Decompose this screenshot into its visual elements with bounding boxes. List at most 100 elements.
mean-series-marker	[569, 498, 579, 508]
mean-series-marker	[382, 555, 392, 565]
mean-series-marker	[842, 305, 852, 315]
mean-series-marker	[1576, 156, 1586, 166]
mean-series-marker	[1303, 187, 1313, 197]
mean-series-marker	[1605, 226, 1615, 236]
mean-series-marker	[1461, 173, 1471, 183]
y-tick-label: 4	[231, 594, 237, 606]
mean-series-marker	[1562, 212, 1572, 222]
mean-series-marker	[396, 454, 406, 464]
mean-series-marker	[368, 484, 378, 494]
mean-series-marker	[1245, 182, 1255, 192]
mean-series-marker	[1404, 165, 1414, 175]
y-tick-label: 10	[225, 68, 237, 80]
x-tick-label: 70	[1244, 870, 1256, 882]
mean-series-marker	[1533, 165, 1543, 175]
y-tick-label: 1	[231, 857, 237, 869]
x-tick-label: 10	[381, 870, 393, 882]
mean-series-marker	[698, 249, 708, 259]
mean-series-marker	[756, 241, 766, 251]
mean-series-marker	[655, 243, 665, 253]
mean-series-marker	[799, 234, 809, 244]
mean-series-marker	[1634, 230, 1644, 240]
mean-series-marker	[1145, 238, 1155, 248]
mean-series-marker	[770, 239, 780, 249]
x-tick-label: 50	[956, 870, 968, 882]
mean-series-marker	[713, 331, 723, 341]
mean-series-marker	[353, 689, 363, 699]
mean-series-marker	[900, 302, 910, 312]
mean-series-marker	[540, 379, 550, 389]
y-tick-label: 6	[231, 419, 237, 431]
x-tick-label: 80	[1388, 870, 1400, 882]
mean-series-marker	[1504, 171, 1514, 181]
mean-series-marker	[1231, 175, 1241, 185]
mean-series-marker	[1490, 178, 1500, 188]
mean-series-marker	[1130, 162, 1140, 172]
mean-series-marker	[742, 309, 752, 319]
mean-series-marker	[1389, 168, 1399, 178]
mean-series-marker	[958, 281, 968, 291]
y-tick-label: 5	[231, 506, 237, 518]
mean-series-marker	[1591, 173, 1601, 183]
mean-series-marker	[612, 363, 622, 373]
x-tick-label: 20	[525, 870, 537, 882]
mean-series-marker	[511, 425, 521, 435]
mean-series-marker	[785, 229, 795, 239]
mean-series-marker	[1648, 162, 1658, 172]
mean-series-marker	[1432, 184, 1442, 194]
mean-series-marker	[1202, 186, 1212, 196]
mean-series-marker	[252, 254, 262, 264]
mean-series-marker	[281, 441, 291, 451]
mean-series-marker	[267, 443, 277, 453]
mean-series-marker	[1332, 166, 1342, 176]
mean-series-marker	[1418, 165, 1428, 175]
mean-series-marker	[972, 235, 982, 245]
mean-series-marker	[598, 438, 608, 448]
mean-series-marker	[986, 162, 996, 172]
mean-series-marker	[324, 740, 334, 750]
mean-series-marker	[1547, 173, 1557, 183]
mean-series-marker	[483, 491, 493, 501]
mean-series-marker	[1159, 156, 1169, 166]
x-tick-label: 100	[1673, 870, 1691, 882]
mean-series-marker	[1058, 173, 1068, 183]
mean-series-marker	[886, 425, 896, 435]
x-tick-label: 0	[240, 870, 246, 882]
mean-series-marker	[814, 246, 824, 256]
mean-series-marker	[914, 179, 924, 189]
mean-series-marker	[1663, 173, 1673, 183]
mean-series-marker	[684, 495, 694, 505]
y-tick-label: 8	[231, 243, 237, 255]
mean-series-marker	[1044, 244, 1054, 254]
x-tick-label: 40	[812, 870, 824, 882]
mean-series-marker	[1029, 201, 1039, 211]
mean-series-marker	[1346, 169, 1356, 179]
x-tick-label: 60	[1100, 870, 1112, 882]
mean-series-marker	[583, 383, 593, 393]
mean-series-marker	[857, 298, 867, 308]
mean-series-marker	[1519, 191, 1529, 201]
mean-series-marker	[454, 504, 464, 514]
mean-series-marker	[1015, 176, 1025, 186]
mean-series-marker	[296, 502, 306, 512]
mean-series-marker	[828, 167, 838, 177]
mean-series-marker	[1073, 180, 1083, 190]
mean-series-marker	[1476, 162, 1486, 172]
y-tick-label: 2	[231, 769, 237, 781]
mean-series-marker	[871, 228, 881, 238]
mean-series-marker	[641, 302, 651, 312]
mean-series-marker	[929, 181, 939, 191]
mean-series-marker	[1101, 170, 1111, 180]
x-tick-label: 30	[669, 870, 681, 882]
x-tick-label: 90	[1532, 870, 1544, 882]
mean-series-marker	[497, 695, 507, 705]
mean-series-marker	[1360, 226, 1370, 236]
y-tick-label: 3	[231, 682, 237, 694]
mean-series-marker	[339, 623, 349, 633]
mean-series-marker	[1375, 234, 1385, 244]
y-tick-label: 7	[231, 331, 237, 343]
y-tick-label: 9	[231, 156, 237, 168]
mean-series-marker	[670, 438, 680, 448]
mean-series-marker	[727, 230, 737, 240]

### OBJECTIVE
Convert every line of the material above into a Markdown table with the columns Row and Text. Put a row number in Row and the line itself in Text, and leave out blank lines.

### FULL ANSWER
| Row | Text |
|---|---|
| 1 | Decompose this screenshot into its visual elements with bounding boxes. List at most 100 elements. |
| 2 | mean-series-marker	[569, 498, 579, 508] |
| 3 | mean-series-marker	[382, 555, 392, 565] |
| 4 | mean-series-marker	[842, 305, 852, 315] |
| 5 | mean-series-marker	[1576, 156, 1586, 166] |
| 6 | mean-series-marker	[1303, 187, 1313, 197] |
| 7 | mean-series-marker	[1605, 226, 1615, 236] |
| 8 | mean-series-marker	[1461, 173, 1471, 183] |
| 9 | y-tick-label: 4	[231, 594, 237, 606] |
| 10 | mean-series-marker	[1562, 212, 1572, 222] |
| 11 | mean-series-marker	[396, 454, 406, 464] |
| 12 | mean-series-marker	[368, 484, 378, 494] |
| 13 | mean-series-marker	[1245, 182, 1255, 192] |
| 14 | mean-series-marker	[1404, 165, 1414, 175] |
| 15 | y-tick-label: 10	[225, 68, 237, 80] |
| 16 | x-tick-label: 70	[1244, 870, 1256, 882] |
| 17 | mean-series-marker	[1533, 165, 1543, 175] |
| 18 | y-tick-label: 1	[231, 857, 237, 869] |
| 19 | x-tick-label: 10	[381, 870, 393, 882] |
| 20 | mean-series-marker	[698, 249, 708, 259] |
| 21 | mean-series-marker	[756, 241, 766, 251] |
| 22 | mean-series-marker	[655, 243, 665, 253] |
| 23 | mean-series-marker	[799, 234, 809, 244] |
| 24 | mean-series-marker	[1634, 230, 1644, 240] |
| 25 | mean-series-marker	[1145, 238, 1155, 248] |
| 26 | mean-series-marker	[770, 239, 780, 249] |
| 27 | x-tick-label: 50	[956, 870, 968, 882] |
| 28 | mean-series-marker	[713, 331, 723, 341] |
| 29 | mean-series-marker	[353, 689, 363, 699] |
| 30 | mean-series-marker	[900, 302, 910, 312] |
| 31 | mean-series-marker	[540, 379, 550, 389] |
| 32 | y-tick-label: 6	[231, 419, 237, 431] |
| 33 | x-tick-label: 80	[1388, 870, 1400, 882] |
| 34 | mean-series-marker	[1504, 171, 1514, 181] |
| 35 | mean-series-marker	[1231, 175, 1241, 185] |
| 36 | mean-series-marker	[1490, 178, 1500, 188] |
| 37 | mean-series-marker	[1130, 162, 1140, 172] |
| 38 | mean-series-marker	[742, 309, 752, 319] |
| 39 | mean-series-marker	[1389, 168, 1399, 178] |
| 40 | mean-series-marker	[958, 281, 968, 291] |
| 41 | y-tick-label: 5	[231, 506, 237, 518] |
| 42 | mean-series-marker	[1591, 173, 1601, 183] |
| 43 | mean-series-marker	[612, 363, 622, 373] |
| 44 | x-tick-label: 20	[525, 870, 537, 882] |
| 45 | mean-series-marker	[511, 425, 521, 435] |
| 46 | mean-series-marker	[785, 229, 795, 239] |
| 47 | mean-series-marker	[1648, 162, 1658, 172] |
| 48 | mean-series-marker	[1432, 184, 1442, 194] |
| 49 | mean-series-marker	[1202, 186, 1212, 196] |
| 50 | mean-series-marker	[252, 254, 262, 264] |
| 51 | mean-series-marker	[281, 441, 291, 451] |
| 52 | mean-series-marker	[267, 443, 277, 453] |
| 53 | mean-series-marker	[1332, 166, 1342, 176] |
| 54 | mean-series-marker	[1418, 165, 1428, 175] |
| 55 | mean-series-marker	[972, 235, 982, 245] |
| 56 | mean-series-marker	[598, 438, 608, 448] |
| 57 | mean-series-marker	[986, 162, 996, 172] |
| 58 | mean-series-marker	[324, 740, 334, 750] |
| 59 | mean-series-marker	[1547, 173, 1557, 183] |
| 60 | mean-series-marker	[483, 491, 493, 501] |
| 61 | mean-series-marker	[1159, 156, 1169, 166] |
| 62 | x-tick-label: 100	[1673, 870, 1691, 882] |
| 63 | mean-series-marker	[1058, 173, 1068, 183] |
| 64 | mean-series-marker	[886, 425, 896, 435] |
| 65 | x-tick-label: 0	[240, 870, 246, 882] |
| 66 | mean-series-marker	[814, 246, 824, 256] |
| 67 | mean-series-marker	[914, 179, 924, 189] |
| 68 | mean-series-marker	[1663, 173, 1673, 183] |
| 69 | mean-series-marker	[684, 495, 694, 505] |
| 70 | y-tick-label: 8	[231, 243, 237, 255] |
| 71 | mean-series-marker	[1044, 244, 1054, 254] |
| 72 | x-tick-label: 40	[812, 870, 824, 882] |
| 73 | mean-series-marker	[1029, 201, 1039, 211] |
| 74 | mean-series-marker	[1346, 169, 1356, 179] |
| 75 | x-tick-label: 60	[1100, 870, 1112, 882] |
| 76 | mean-series-marker	[583, 383, 593, 393] |
| 77 | mean-series-marker	[857, 298, 867, 308] |
| 78 | mean-series-marker	[1519, 191, 1529, 201] |
| 79 | mean-series-marker	[454, 504, 464, 514] |
| 80 | mean-series-marker	[1015, 176, 1025, 186] |
| 81 | mean-series-marker	[296, 502, 306, 512] |
| 82 | mean-series-marker	[828, 167, 838, 177] |
| 83 | mean-series-marker	[1073, 180, 1083, 190] |
| 84 | mean-series-marker	[1476, 162, 1486, 172] |
| 85 | y-tick-label: 2	[231, 769, 237, 781] |
| 86 | mean-series-marker	[871, 228, 881, 238] |
| 87 | mean-series-marker	[641, 302, 651, 312] |
| 88 | mean-series-marker	[929, 181, 939, 191] |
| 89 | mean-series-marker	[1101, 170, 1111, 180] |
| 90 | x-tick-label: 30	[669, 870, 681, 882] |
| 91 | x-tick-label: 90	[1532, 870, 1544, 882] |
| 92 | mean-series-marker	[497, 695, 507, 705] |
| 93 | mean-series-marker	[1360, 226, 1370, 236] |
| 94 | y-tick-label: 3	[231, 682, 237, 694] |
| 95 | mean-series-marker	[339, 623, 349, 633] |
| 96 | mean-series-marker	[1375, 234, 1385, 244] |
| 97 | y-tick-label: 7	[231, 331, 237, 343] |
| 98 | y-tick-label: 9	[231, 156, 237, 168] |
| 99 | mean-series-marker	[670, 438, 680, 448] |
| 100 | mean-series-marker	[727, 230, 737, 240] |